** Start Raw records **
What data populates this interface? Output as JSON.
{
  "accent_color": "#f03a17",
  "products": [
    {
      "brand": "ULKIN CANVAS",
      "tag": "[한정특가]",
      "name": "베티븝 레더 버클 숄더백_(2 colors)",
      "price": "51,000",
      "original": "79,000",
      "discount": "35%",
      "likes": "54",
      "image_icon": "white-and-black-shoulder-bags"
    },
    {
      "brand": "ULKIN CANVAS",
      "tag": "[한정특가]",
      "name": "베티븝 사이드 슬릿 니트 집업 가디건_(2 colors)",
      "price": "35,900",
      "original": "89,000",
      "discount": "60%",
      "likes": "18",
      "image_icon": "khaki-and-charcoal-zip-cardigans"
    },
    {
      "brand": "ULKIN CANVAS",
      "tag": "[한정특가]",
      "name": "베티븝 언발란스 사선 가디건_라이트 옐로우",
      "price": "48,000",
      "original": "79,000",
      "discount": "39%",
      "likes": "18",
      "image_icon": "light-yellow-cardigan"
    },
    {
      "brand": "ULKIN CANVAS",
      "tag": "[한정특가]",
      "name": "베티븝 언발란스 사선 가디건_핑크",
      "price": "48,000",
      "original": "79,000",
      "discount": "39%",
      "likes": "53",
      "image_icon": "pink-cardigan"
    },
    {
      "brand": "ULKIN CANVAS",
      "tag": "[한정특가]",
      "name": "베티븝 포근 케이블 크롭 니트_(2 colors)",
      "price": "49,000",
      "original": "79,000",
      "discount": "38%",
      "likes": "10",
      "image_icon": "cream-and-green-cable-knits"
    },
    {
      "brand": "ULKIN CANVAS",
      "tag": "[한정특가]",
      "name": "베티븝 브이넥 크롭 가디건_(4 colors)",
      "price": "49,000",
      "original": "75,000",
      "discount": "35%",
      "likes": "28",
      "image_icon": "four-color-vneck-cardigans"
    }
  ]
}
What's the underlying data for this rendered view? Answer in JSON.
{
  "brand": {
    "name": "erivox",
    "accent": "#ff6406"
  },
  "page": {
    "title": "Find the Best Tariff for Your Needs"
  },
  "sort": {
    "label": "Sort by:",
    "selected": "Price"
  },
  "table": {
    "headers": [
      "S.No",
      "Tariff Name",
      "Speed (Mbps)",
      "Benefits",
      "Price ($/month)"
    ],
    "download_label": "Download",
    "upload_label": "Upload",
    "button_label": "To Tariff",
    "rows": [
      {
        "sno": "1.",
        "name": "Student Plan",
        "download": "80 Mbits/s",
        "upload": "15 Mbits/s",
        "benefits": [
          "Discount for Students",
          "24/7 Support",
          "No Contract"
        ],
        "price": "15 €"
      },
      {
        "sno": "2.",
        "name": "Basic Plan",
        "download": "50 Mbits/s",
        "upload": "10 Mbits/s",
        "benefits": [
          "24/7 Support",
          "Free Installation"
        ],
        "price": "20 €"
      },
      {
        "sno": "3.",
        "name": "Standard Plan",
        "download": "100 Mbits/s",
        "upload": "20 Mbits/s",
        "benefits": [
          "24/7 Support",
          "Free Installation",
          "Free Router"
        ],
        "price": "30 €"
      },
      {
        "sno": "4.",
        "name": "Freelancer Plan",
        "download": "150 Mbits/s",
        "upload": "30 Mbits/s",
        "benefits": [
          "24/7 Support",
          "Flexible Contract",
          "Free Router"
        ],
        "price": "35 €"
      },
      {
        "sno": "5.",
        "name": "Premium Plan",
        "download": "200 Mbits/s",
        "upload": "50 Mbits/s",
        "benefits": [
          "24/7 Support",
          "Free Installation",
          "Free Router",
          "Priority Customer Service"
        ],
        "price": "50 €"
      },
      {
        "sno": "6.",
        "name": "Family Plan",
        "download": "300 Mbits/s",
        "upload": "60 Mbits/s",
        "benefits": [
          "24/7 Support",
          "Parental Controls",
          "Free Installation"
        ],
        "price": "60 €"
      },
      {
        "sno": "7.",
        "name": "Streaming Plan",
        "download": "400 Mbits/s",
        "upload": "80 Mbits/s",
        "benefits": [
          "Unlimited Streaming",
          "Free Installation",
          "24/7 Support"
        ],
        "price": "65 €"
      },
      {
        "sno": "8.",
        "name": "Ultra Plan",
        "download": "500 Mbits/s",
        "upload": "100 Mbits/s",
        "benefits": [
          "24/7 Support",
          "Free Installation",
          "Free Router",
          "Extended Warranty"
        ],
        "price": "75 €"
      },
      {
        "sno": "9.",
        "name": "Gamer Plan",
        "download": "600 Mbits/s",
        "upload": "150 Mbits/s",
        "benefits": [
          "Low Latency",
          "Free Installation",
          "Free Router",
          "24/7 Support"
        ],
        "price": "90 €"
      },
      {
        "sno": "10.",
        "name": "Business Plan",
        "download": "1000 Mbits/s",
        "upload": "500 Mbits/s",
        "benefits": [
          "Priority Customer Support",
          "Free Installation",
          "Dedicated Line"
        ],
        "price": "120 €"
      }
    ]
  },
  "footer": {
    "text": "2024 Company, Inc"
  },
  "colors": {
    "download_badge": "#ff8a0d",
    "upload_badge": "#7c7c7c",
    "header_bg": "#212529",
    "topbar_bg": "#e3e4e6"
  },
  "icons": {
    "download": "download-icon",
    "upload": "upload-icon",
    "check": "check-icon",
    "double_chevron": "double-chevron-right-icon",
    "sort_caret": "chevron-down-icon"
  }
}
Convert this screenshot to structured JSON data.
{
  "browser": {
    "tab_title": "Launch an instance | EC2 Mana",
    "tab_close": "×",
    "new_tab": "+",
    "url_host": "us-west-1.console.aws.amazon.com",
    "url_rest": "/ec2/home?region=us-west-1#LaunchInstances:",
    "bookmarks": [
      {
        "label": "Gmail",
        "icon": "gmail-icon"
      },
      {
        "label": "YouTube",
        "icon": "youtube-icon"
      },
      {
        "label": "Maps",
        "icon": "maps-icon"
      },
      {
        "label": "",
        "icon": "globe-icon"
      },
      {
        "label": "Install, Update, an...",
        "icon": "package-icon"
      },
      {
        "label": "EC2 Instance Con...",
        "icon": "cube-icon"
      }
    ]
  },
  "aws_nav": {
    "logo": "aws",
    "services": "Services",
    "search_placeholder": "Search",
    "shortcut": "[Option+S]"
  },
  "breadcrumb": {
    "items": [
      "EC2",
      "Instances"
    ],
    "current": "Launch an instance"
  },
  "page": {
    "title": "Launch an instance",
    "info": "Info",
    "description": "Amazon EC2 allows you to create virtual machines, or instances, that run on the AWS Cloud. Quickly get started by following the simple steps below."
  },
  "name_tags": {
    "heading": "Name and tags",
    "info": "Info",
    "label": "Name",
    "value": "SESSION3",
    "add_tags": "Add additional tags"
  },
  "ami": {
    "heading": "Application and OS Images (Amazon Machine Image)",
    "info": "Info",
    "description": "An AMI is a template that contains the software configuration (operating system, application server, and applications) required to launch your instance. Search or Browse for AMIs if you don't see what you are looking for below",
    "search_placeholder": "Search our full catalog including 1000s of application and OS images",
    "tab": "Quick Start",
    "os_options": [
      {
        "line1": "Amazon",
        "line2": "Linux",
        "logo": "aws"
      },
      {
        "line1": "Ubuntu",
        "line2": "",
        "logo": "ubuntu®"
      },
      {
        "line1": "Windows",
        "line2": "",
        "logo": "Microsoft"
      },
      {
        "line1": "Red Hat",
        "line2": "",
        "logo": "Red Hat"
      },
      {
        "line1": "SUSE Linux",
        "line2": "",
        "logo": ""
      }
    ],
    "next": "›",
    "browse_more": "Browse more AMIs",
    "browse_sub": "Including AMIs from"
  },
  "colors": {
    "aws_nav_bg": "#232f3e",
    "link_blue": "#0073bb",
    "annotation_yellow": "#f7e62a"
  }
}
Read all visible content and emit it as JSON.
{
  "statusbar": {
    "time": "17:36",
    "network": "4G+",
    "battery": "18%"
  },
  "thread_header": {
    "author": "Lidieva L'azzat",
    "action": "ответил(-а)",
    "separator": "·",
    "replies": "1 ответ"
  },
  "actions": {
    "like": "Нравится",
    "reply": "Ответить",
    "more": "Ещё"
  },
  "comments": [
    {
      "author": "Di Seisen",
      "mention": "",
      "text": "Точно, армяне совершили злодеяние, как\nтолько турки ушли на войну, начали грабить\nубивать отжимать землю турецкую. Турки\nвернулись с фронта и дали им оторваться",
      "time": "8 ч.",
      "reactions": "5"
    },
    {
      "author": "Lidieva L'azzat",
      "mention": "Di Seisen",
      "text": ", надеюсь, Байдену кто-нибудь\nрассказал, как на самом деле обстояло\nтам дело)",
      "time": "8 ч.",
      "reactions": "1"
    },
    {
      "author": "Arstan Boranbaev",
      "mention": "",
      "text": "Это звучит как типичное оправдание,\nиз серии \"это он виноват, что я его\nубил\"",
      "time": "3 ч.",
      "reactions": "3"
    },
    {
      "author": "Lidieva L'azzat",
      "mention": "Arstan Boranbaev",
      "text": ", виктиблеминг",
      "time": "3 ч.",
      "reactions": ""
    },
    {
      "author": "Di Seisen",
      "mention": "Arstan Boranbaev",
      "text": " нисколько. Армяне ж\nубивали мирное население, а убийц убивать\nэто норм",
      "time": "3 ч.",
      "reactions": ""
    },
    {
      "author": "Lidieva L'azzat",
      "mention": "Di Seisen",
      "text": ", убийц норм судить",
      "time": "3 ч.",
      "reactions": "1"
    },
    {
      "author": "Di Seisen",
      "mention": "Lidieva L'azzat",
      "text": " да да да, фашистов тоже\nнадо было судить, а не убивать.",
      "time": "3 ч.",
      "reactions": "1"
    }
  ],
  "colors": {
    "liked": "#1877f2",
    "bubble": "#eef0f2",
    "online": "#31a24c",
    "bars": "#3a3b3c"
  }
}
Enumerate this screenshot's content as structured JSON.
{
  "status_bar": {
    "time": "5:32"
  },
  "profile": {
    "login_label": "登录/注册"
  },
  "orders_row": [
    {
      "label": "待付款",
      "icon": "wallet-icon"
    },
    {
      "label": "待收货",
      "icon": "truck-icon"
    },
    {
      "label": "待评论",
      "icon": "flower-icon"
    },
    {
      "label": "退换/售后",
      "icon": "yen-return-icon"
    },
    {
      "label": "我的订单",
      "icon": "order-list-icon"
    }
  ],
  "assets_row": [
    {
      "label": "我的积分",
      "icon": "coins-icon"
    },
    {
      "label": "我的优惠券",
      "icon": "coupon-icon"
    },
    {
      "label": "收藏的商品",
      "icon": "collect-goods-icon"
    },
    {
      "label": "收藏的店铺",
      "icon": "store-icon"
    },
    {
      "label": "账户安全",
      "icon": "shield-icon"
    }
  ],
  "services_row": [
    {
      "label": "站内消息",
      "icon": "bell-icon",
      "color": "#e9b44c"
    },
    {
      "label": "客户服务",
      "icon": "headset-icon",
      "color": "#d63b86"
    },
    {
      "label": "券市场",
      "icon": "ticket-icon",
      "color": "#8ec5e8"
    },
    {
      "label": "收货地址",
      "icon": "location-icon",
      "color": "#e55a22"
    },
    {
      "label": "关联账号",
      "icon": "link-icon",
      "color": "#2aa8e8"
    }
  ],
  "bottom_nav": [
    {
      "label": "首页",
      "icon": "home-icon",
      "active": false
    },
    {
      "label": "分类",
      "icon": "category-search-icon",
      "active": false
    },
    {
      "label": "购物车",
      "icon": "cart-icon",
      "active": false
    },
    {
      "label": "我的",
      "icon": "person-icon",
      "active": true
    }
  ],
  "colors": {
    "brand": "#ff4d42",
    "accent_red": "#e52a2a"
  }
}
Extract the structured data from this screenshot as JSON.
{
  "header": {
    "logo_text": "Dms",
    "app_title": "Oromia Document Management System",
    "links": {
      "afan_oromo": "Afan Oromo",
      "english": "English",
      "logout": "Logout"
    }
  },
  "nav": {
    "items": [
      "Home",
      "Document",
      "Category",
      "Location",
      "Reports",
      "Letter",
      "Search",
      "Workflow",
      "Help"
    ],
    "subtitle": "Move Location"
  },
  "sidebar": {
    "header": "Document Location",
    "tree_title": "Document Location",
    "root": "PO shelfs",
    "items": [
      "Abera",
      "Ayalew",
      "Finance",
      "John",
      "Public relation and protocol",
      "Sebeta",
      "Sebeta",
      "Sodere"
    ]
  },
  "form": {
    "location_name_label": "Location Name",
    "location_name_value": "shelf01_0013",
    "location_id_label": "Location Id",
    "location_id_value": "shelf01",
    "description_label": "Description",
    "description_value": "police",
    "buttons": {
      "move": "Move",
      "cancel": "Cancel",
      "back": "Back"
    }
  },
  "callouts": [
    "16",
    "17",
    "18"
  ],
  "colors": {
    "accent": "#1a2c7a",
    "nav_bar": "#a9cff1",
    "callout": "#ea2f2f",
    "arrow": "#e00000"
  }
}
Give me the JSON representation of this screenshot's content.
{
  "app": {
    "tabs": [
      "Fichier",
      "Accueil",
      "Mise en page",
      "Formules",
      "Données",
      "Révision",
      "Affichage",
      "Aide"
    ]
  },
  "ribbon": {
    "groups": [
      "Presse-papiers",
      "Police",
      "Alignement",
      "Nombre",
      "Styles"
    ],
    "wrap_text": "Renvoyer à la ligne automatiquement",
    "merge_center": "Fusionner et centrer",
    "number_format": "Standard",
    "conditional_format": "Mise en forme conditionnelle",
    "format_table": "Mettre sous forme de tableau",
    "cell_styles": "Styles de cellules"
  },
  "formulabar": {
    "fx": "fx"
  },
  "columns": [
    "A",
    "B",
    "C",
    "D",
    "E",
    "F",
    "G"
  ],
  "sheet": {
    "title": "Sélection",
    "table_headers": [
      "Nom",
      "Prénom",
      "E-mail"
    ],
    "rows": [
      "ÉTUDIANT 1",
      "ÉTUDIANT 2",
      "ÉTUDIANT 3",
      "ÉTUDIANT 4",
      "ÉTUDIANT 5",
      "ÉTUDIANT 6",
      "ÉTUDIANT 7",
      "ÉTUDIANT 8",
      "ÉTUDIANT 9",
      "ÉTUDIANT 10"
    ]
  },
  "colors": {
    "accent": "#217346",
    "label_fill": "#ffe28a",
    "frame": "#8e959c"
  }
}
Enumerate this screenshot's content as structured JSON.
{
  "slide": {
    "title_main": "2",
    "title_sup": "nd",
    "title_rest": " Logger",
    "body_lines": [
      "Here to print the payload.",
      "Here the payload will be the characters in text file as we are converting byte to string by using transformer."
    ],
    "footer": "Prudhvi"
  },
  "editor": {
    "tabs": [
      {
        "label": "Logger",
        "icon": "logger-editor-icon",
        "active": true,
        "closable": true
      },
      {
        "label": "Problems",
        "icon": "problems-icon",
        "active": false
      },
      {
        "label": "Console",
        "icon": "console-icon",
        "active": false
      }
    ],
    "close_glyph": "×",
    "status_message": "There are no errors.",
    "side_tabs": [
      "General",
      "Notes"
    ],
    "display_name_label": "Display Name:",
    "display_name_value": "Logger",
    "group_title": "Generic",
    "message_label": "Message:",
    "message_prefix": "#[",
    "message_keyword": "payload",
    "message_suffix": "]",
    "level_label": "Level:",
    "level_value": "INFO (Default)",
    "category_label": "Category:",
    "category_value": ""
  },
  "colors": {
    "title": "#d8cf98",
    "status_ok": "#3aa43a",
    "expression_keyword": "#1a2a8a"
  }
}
** End Raw records **
- [Given exercise]:
All lines holding the word "Tariff" should be picked out and copied.

- [Result of the exercise]:
    "title": "Find the Best Tariff for Your Needs"
      "Tariff Name",
    "button_label": "To Tariff",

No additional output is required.